---------- ВЫБРАННЫЙ ТЕКСТ ----------

Николай Рубцов
Рубцов Николай Михайлович (1936–1971) – поэт. Родился в тот самый год, когда начались аресты последних, еще остававшихся в живых поэтов из ближайшего круга Есенина, – Николая Клюева, Сергея Клычкова, Ивана Приблудного, Василия Наседкина, самого талантливого ученика Сергея Клычкова Павла Васильева, которого стали называть «вторым Есениным». А открывается этот расстрельный список новокрестьянских поэтов именем его земляка Алексея Ганина, которым уже в 1924 году первым сказал об уничтожении не просто крестьянской, а именно христианской России. Все они были вырублены под корень, чтобы не осталось ни одного живого побега, никто больше не стал на Руси «вторым Есениным». Но такой росток появился на свет. Ровно через тридцать лет после того, как прозвучали бухаринские слова о «хорошеньком залпе» по есенинщине, томик стихов запрещенного ранее Есенина в матросском кубрике на Северном флоте откроет двадцатилетний Николай Рубцов. К тому времени он уже начал писать стихи, но как все – под Маяковского. Маяковизации в поэзии, как и коллективизации в деревне, не удалось избежать почти никому. Рубцов тоже усвоил этот чеканным шаг:
Забрызгана крупно и рубка и рында...
Вполне мог блеснуть и своими «звуковыми миниатюрами» (ранний Фет тоже любил подобные, как он выражался, «загогулины»), и другими атрибутами из того же самого поэтического арсенала, с помощью которого не одно поколение поэтов училось как делать стихи, не подозревая, что это начало конца. Он вполне мог прославиться, мы бы узнали имя Рубцова, но совсем другого Рубцова, которым никогда бы не смог написать: «Россия, Русь, храни себя, храни!..», никогда бы не выполнил в своих стихах этот молитвенный завет.
В 1962 году, уже после «Видения на холме», определившего его собственным рубцовский путь в поэзии, он напишет о Есенине:
Это муза не прошлого дня.
С ней люблю, негодую и плачу.
Много значит она для меня,
Если сам я хоть что-нибудь значу.
Рубцов был не первым и не единственным, кто в 60-е годы XX века преодолел роковое влияние Маяковского. «Тихая лирика» его времени – это целая плеяда поэтов, вернувшихся, по сути своей, к тем же самым принципам «чистого искусства», которые в 60-е годы XIX века Афанасий Фет, Апухтин, Аполлон Майков противопоставили «дидактизму» (так они называли идеологический диктат) поэзии «гнева и печали» Некрасова и «некрасовской школы». Критики и пародисты! того времени вдоволь поизгалялись над мотыльковой поэзией приверженцев Фета, их фетишизме. Приверженцев «тихой лирики» ждала та же участь поэтов-маргиналов, известные только в узком кругу своих читателей. Но уже тогда выдающийся композитор XX века Георгий Свиридов запишет в дневнике: «Весьма возможно, что истинную ценность будут иметь те творцы (т.е. их сочинения), которые как-то отвергнуты средой, но не по признаку «левизны», а по какому-то иному. Например, Николай Рубцов. Это совсем не случайное явление нашей жизни, не случайная биография и судьба».

---------- ИСХОДНЫЕ ЗАПИСИ ----------

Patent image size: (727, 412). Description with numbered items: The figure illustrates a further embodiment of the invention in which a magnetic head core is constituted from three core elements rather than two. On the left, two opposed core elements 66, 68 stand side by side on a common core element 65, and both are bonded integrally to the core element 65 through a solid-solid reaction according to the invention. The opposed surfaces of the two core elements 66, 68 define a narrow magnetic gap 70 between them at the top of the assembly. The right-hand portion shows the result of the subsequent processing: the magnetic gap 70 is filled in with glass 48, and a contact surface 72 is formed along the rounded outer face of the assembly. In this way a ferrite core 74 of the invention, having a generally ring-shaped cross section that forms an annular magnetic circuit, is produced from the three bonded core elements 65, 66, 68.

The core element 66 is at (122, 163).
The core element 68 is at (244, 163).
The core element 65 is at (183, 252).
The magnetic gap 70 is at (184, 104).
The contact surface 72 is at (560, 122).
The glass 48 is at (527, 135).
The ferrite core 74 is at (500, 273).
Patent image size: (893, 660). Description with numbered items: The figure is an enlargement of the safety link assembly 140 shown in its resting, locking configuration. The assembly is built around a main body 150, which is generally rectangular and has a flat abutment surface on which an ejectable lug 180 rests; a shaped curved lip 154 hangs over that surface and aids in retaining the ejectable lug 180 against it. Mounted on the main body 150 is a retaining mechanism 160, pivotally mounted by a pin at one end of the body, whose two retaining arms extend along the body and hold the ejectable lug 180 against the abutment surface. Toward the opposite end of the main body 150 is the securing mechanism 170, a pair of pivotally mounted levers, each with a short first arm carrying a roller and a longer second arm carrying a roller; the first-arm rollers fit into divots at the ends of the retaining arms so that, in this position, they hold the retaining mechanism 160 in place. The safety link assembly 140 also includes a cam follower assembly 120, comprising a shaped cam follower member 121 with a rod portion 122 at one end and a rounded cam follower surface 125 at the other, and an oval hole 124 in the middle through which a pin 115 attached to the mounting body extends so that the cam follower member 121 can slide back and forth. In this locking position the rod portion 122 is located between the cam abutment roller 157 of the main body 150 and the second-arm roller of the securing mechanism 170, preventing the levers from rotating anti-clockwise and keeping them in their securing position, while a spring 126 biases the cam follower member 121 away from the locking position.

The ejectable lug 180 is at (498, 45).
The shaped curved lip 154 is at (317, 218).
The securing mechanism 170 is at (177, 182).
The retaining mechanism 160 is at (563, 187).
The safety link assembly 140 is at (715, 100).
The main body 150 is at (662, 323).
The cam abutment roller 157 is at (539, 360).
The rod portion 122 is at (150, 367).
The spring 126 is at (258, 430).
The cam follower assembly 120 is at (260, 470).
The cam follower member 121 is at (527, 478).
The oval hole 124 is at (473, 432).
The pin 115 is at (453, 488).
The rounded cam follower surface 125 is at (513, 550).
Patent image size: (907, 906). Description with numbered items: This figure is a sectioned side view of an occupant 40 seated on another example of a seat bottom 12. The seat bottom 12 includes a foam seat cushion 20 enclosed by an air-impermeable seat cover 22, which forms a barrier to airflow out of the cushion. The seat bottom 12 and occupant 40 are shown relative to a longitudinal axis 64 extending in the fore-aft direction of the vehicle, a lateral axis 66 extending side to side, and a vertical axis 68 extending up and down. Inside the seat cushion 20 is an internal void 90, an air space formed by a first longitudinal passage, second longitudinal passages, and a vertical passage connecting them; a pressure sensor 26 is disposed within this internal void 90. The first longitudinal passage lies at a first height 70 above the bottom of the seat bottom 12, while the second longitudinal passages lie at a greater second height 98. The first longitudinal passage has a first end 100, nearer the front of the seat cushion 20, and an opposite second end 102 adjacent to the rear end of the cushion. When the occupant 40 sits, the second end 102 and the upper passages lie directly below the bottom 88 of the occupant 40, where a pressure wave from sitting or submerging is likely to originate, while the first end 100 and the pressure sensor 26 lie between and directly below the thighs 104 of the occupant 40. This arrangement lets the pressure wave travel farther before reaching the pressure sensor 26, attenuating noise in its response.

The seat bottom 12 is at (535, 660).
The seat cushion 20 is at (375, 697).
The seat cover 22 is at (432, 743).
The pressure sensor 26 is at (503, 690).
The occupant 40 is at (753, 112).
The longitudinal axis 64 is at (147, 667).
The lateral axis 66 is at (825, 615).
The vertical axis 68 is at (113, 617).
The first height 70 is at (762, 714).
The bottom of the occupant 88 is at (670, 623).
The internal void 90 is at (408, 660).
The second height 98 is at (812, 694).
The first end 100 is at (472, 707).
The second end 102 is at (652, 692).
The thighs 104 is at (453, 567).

----------

**ЗАДАНИЕ A**
Выпишите из записей все строки, где встречается слово «cushion». Регистр букв учитывается.
**ЗАДАНИЕ B**
Продолжите текст о Николае Рубцове, начав сразу после его последнего предложения.

**ИТОГОВЫЙ ОТВЕТ A**
Patent image size: (907, 906). Description with numbered items: This figure is a sectioned side view of an occupant 40 seated on another example of a seat bottom 12. The seat bottom 12 includes a foam seat cushion 20 enclosed by an air-impermeable seat cover 22, which forms a barrier to airflow out of the cushion. The seat bottom 12 and occupant 40 are shown relative to a longitudinal axis 64 extending in the fore-aft direction of the vehicle, a lateral axis 66 extending side to side, and a vertical axis 68 extending up and down. Inside the seat cushion 20 is an internal void 90, an air space formed by a first longitudinal passage, second longitudinal passages, and a vertical passage connecting them; a pressure sensor 26 is disposed within this internal void 90. The first longitudinal passage lies at a first height 70 above the bottom of the seat bottom 12, while the second longitudinal passages lie at a greater second height 98. The first longitudinal passage has a first end 100, nearer the front of the seat cushion 20, and an opposite second end 102 adjacent to the rear end of the cushion. When the occupant 40 sits, the second end 102 and the upper passages lie directly below the bottom 88 of the occupant 40, where a pressure wave from sitting or submerging is likely to originate, while the first end 100 and the pressure sensor 26 lie between and directly below the thighs 104 of the occupant 40. This arrangement lets the pressure wave travel farther before reaching the pressure sensor 26, attenuating noise in its response.
The seat cushion 20 is at (375, 697).

**ИТОГОВЫЙ ОТВЕТ B**
Георгий Свиридов продолжит эту мысль и в другой записи: «Николай Рубцов – тихий голос великого народа потаенный, глубокий, скрытый».
В этих свиридовских словах, пожалуй, наиболее точно выражено самое главное в поэзии Рубцова – ее сакральность, тот потаенный, скрытый смысл, в котором дольный мир соприкасается с горним.
В горнице моей светло.
Это от ночной звезды.
Матушка возьмет ведро,
Молча принесет воды.
В этом рубцовском шедевре запечатлен самый сокровенный миг, ради которого в пушкинской «Молитве»:
Отцы пустынники и жены непорочны,
Чтоб сердцем возлетать во области заочны,
Чтоб укреплять его средь дольних бурь и битв,
Сложили множество Божественных молитв...
Рубцовское стихотворение «В горнице моей светло», как и пушкинское «Отцы пустынники» и лермонтовское «Выхожу один я на дорогу», принадлежат к числу таких Божественных молитв. Отсюда их молитвенная тишина. Лермонтовская:
Ночь тиха. Пустыня внемлет Богу,
И звезда с звездою говорит.
Рубцовская:
Тихая моя родина!
Ивы, река, соловьи...
Мать моя здесь похоронена
В детские годы мои...
Есенинская Русь – уходящая; рубцовская – ушедшая. Оставшаяся символом потерянного Рая, исчезнувшей Атлантиды, затонувшего града Китежа:
О вид смиренный и родной!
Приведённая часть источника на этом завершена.